_Supplied records_.

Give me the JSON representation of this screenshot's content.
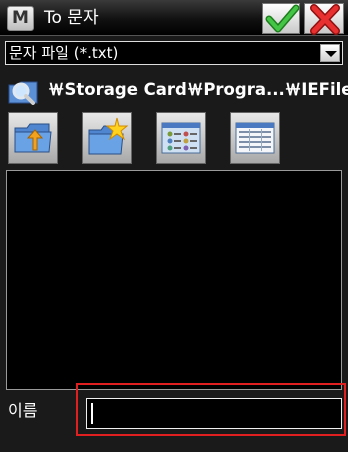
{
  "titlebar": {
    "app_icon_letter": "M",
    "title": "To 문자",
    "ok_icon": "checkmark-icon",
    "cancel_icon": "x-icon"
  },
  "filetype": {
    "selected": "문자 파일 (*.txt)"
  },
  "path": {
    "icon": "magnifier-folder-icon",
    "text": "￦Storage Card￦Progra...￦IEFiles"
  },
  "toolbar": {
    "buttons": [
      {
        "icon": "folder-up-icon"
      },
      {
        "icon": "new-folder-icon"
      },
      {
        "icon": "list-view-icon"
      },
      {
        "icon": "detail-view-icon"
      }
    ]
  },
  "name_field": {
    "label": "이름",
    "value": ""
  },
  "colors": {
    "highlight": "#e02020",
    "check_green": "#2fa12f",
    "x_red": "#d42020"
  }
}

---

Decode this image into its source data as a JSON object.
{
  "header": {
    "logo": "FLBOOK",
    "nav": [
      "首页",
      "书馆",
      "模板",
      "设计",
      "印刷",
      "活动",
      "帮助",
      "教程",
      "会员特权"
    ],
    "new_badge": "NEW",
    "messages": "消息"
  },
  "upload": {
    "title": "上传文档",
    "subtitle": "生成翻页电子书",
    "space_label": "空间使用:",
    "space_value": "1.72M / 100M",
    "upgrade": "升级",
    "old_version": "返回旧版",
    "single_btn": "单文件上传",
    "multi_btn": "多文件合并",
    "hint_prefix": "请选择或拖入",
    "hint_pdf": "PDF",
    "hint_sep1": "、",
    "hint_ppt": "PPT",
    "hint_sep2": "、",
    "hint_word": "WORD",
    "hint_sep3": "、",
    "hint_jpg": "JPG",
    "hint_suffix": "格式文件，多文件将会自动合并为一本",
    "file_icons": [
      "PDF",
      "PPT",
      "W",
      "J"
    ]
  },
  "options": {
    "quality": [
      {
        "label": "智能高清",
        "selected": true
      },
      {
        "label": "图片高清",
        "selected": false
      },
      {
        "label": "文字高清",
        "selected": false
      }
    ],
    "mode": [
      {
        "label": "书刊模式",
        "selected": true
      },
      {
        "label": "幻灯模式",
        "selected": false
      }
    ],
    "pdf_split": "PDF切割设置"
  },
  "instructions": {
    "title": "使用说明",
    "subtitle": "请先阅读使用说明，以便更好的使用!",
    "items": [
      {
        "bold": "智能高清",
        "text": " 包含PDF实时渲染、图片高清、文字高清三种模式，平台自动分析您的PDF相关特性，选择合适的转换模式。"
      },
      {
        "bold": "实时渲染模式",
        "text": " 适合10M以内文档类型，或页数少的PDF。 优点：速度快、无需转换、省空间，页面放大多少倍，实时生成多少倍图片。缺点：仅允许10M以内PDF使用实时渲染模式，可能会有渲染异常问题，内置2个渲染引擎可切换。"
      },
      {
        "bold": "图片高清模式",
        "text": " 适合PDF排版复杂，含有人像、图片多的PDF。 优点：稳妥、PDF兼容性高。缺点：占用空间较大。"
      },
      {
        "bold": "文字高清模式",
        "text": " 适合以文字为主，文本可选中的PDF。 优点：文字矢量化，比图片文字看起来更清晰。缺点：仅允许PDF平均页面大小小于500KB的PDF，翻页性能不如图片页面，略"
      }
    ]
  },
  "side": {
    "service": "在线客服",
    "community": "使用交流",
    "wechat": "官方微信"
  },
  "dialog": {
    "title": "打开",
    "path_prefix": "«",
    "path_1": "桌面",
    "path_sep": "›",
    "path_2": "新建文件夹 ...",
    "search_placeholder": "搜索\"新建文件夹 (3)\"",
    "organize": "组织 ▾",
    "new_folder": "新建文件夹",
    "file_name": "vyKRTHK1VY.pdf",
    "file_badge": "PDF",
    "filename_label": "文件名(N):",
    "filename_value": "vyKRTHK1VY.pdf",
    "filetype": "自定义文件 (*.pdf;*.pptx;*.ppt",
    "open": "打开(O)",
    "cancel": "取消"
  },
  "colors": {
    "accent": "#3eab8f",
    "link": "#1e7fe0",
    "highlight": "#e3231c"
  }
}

_The task_.
Select and copy every line from the records that includes the word "view".

_Answer_.
        "icon": "list-view-icon"
        "icon": "detail-view-icon"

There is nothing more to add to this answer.